# YOUR OBJECTIVE:
Write every line out verbatim and omit the pictures.

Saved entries
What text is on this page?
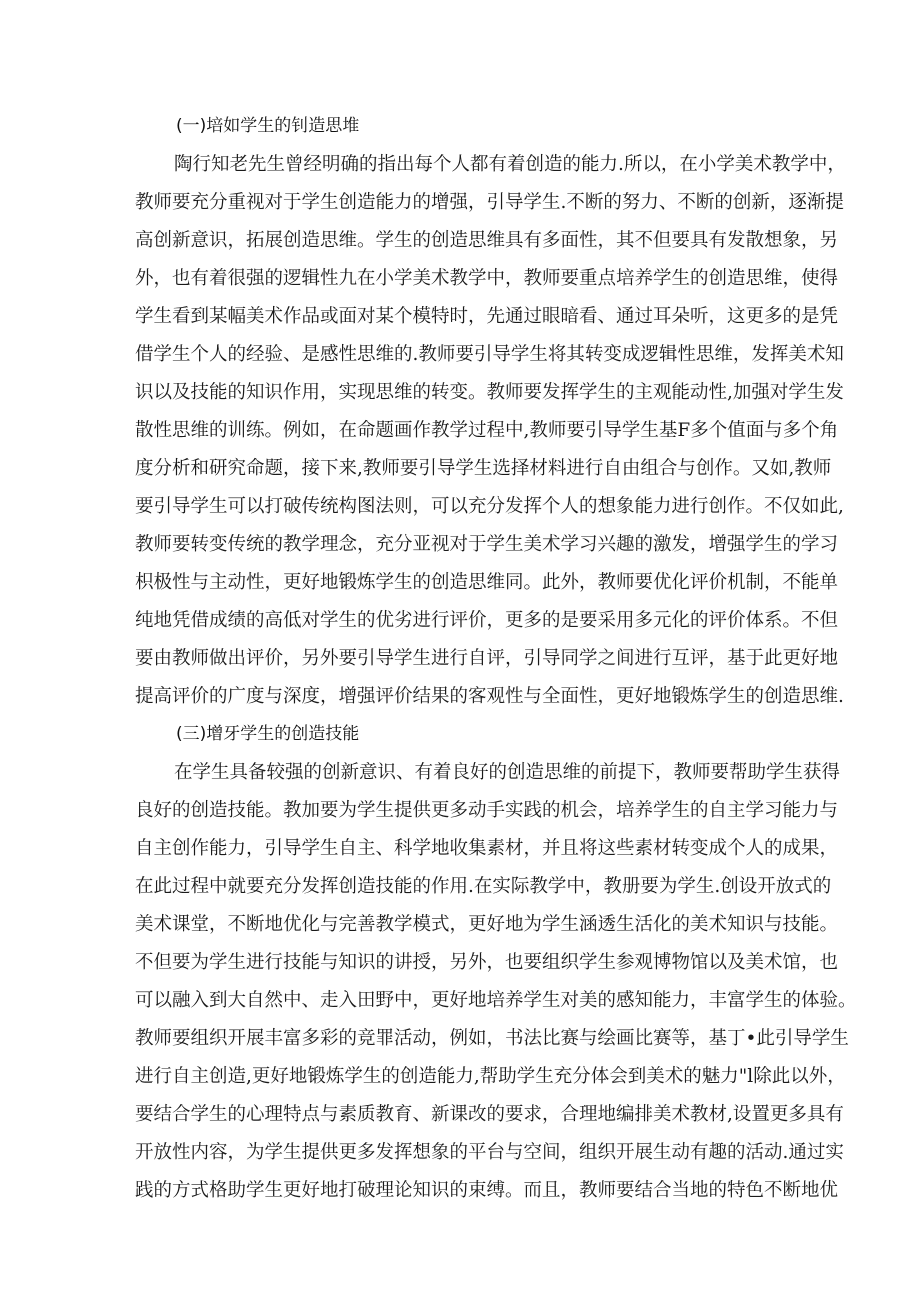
(一)培如学生的钊造思堆
陶行知老先生曾经明确的指出每个人都有着创造的能力.所以，在小学美术教学中，
教师要充分重视对于学生创造能力的增强，引导学生.不断的努力、不断的创新，逐渐提
高创新意识，拓展创造思维。学生的创造思维具有多面性，其不但要具有发散想象，另
外，也有着很强的逻辑性九在小学美术教学中，教师要重点培养学生的创造思维，使得
学生看到某幅美术作品或面对某个模特时，先通过眼暗看、通过耳朵听，这更多的是凭
借学生个人的经验、是感性思维的.教师要引导学生将其转变成逻辑性思维，发挥美术知
识以及技能的知识作用，实现思维的转变。教师要发挥学生的主观能动性,加强对学生发
散性思维的训练。例如，在命题画作教学过程中,教师要引导学生基F多个值面与多个角
度分析和研究命题，接下来,教师要引导学生选择材料进行自由组合与创作。又如,教师
要引导学生可以打破传统构图法则，可以充分发挥个人的想象能力进行创作。不仅如此,
教师要转变传统的教学理念，充分亚视对于学生美术学习兴趣的激发，增强学生的学习
枳极性与主动性，更好地锻炼学生的创造思维同。此外，教师要优化评价机制，不能单
纯地凭借成绩的高低对学生的优劣进行评价，更多的是要采用多元化的评价体系。不但
要由教师做出评价，另外要引导学生进行自评，引导同学之间进行互评，基于此更好地
提高评价的广度与深度，增强评价结果的客观性与全面性，更好地锻炼学生的创造思维.
(三)增牙学生的创造技能
在学生具备较强的创新意识、有着良好的创造思维的前提下，教师要帮助学生获得
良好的创造技能。教加要为学生提供更多动手实践的机会，培养学生的自主学习能力与
自主创作能力，引导学生自主、科学地收集素材，并且将这些素材转变成个人的成果，
在此过程中就要充分发挥创造技能的作用.在实际教学中，教册要为学生.创设开放式的
美术课堂，不断地优化与完善教学模式，更好地为学生涵透生活化的美术知识与技能。
不但要为学生进行技能与知识的讲授，另外，也要组织学生参观博物馆以及美术馆，也
可以融入到大自然中、走入田野中，更好地培养学生对美的感知能力，丰富学生的体验。
教师要组织开展丰富多彩的竞罪活动，例如，书法比赛与绘画比赛等，基丁•此引导学生
进行自主创造,更好地锻炼学生的创造能力,帮助学生充分体会到美术的魅力"l除此以外，
要结合学生的心理特点与素质教育、新课改的要求，合理地编排美术教材,设置更多具有
开放性内容，为学生提供更多发挥想象的平台与空间，组织开展生动有趣的活动.通过实
践的方式格助学生更好地打破理论知识的束缚。而且，教师要结合当地的特色不断地优
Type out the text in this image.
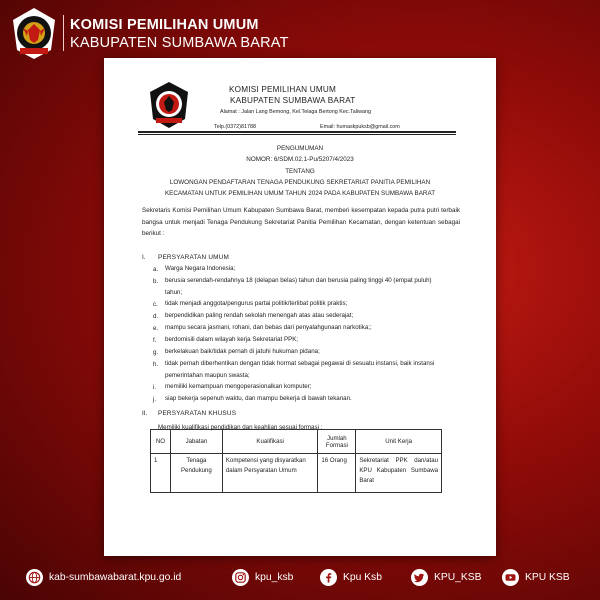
KOMISI PEMILIHAN UMUM
KABUPATEN SUMBAWA BARAT
KOMISI PEMILIHAN UMUM
KABUPATEN SUMBAWA BARAT
Alamat : Jalan Lang Bemong, Kel.Telaga Bertong Kec.Taliwang
Telp.(0372)81788	Email: humaskpuksb@gmail.com
PENGUMUMAN
NOMOR: 6/SDM.02.1-Pu/5207/4/2023
TENTANG
LOWONGAN PENDAFTARAN TENAGA PENDUKUNG SEKRETARIAT PANITIA PEMILIHAN
KECAMATAN UNTUK PEMILIHAN UMUM TAHUN 2024 PADA KABUPATEN SUMBAWA BARAT
Sekretaris Komisi Pemilihan Umum Kabupaten Sumbawa Barat, memberi kesempatan kepada putra putri terbaik bangsa untuk menjadi Tenaga Pendukung Sekretariat Panitia Pemilihan Kecamatan, dengan ketentuan sebagai berikut :
I. PERSYARATAN UMUM
a. Warga Negara Indonesia;
b. berusia serendah-rendahnya 18 (delapan belas) tahun dan berusia paling tinggi 40 (empat puluh) tahun;
c. tidak menjadi anggota/pengurus partai politik/terlibat politik praktis;
d. berpendidikan paling rendah sekolah menengah atas atau sederajat;
e. mampu secara jasmani, rohani, dan bebas dari penyalahgunaan narkotika;;
f. berdomisili dalam wilayah kerja Sekretariat PPK;
g. berkelakuan baik/tidak pernah di jatuhi hukuman pidana;
h. tidak pernah diberhentikan dengan tidak hormat sebagai pegawai di sesuatu instansi, baik instansi pemerintahan maupun swasta;
i. memiliki kemampuan mengoperasionalkan komputer;
j. siap bekerja sepenuh waktu, dan mampu bekerja di bawah tekanan.
II. PERSYARATAN KHUSUS
Memiliki kualifikasi pendidikan dan keahlian sesuai formasi :
NO	Jabatan	Kualifikasi	Jumlah Formasi	Unit Kerja
1	Tenaga Pendukung	Kompetensi yang disyaratkan dalam Persyaratan Umum	16 Orang	Sekretariat PPK dan/atau KPU Kabupaten Sumbawa Barat
kab-sumbawabarat.kpu.go.id	kpu_ksb	Kpu Ksb	KPU_KSB	KPU KSB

# OUTPUT BELOW:
What text is on this page?
(一)培如学生的钊造思堆
陶行知老先生曾经明确的指出每个人都有着创造的能力.所以，在小学美术教学中，
教师要充分重视对于学生创造能力的增强，引导学生.不断的努力、不断的创新，逐渐提
高创新意识，拓展创造思维。学生的创造思维具有多面性，其不但要具有发散想象，另
外，也有着很强的逻辑性九在小学美术教学中，教师要重点培养学生的创造思维，使得
学生看到某幅美术作品或面对某个模特时，先通过眼暗看、通过耳朵听，这更多的是凭
借学生个人的经验、是感性思维的.教师要引导学生将其转变成逻辑性思维，发挥美术知
识以及技能的知识作用，实现思维的转变。教师要发挥学生的主观能动性,加强对学生发
散性思维的训练。例如，在命题画作教学过程中,教师要引导学生基F多个值面与多个角
度分析和研究命题，接下来,教师要引导学生选择材料进行自由组合与创作。又如,教师
要引导学生可以打破传统构图法则，可以充分发挥个人的想象能力进行创作。不仅如此,
教师要转变传统的教学理念，充分亚视对于学生美术学习兴趣的激发，增强学生的学习
枳极性与主动性，更好地锻炼学生的创造思维同。此外，教师要优化评价机制，不能单
纯地凭借成绩的高低对学生的优劣进行评价，更多的是要采用多元化的评价体系。不但
要由教师做出评价，另外要引导学生进行自评，引导同学之间进行互评，基于此更好地
提高评价的广度与深度，增强评价结果的客观性与全面性，更好地锻炼学生的创造思维.
(三)增牙学生的创造技能
在学生具备较强的创新意识、有着良好的创造思维的前提下，教师要帮助学生获得
良好的创造技能。教加要为学生提供更多动手实践的机会，培养学生的自主学习能力与
自主创作能力，引导学生自主、科学地收集素材，并且将这些素材转变成个人的成果，
在此过程中就要充分发挥创造技能的作用.在实际教学中，教册要为学生.创设开放式的
美术课堂，不断地优化与完善教学模式，更好地为学生涵透生活化的美术知识与技能。
不但要为学生进行技能与知识的讲授，另外，也要组织学生参观博物馆以及美术馆，也
可以融入到大自然中、走入田野中，更好地培养学生对美的感知能力，丰富学生的体验。
教师要组织开展丰富多彩的竞罪活动，例如，书法比赛与绘画比赛等，基丁•此引导学生
进行自主创造,更好地锻炼学生的创造能力,帮助学生充分体会到美术的魅力"l除此以外，
要结合学生的心理特点与素质教育、新课改的要求，合理地编排美术教材,设置更多具有
开放性内容，为学生提供更多发挥想象的平台与空间，组织开展生动有趣的活动.通过实
践的方式格助学生更好地打破理论知识的束缚。而且，教师要结合当地的特色不断地优
Type out the text in this image.
KOMISI PEMILIHAN UMUM
KABUPATEN SUMBAWA BARAT
KOMISI PEMILIHAN UMUM
KABUPATEN SUMBAWA BARAT
Alamat : Jalan Lang Bemong, Kel.Telaga Bertong Kec.Taliwang
Telp.(0372)81788	Email: humaskpuksb@gmail.com
PENGUMUMAN
NOMOR: 6/SDM.02.1-Pu/5207/4/2023
TENTANG
LOWONGAN PENDAFTARAN TENAGA PENDUKUNG SEKRETARIAT PANITIA PEMILIHAN
KECAMATAN UNTUK PEMILIHAN UMUM TAHUN 2024 PADA KABUPATEN SUMBAWA BARAT
Sekretaris Komisi Pemilihan Umum Kabupaten Sumbawa Barat, memberi kesempatan kepada putra putri terbaik bangsa untuk menjadi Tenaga Pendukung Sekretariat Panitia Pemilihan Kecamatan, dengan ketentuan sebagai berikut :
I. PERSYARATAN UMUM
a. Warga Negara Indonesia;
b. berusia serendah-rendahnya 18 (delapan belas) tahun dan berusia paling tinggi 40 (empat puluh) tahun;
c. tidak menjadi anggota/pengurus partai politik/terlibat politik praktis;
d. berpendidikan paling rendah sekolah menengah atas atau sederajat;
e. mampu secara jasmani, rohani, dan bebas dari penyalahgunaan narkotika;;
f. berdomisili dalam wilayah kerja Sekretariat PPK;
g. berkelakuan baik/tidak pernah di jatuhi hukuman pidana;
h. tidak pernah diberhentikan dengan tidak hormat sebagai pegawai di sesuatu instansi, baik instansi pemerintahan maupun swasta;
i. memiliki kemampuan mengoperasionalkan komputer;
j. siap bekerja sepenuh waktu, dan mampu bekerja di bawah tekanan.
II. PERSYARATAN KHUSUS
Memiliki kualifikasi pendidikan dan keahlian sesuai formasi :
NO	Jabatan	Kualifikasi	Jumlah Formasi	Unit Kerja
1	Tenaga Pendukung	Kompetensi yang disyaratkan dalam Persyaratan Umum	16 Orang	Sekretariat PPK dan/atau KPU Kabupaten Sumbawa Barat
kab-sumbawabarat.kpu.go.id	kpu_ksb	Kpu Ksb	KPU_KSB	KPU KSB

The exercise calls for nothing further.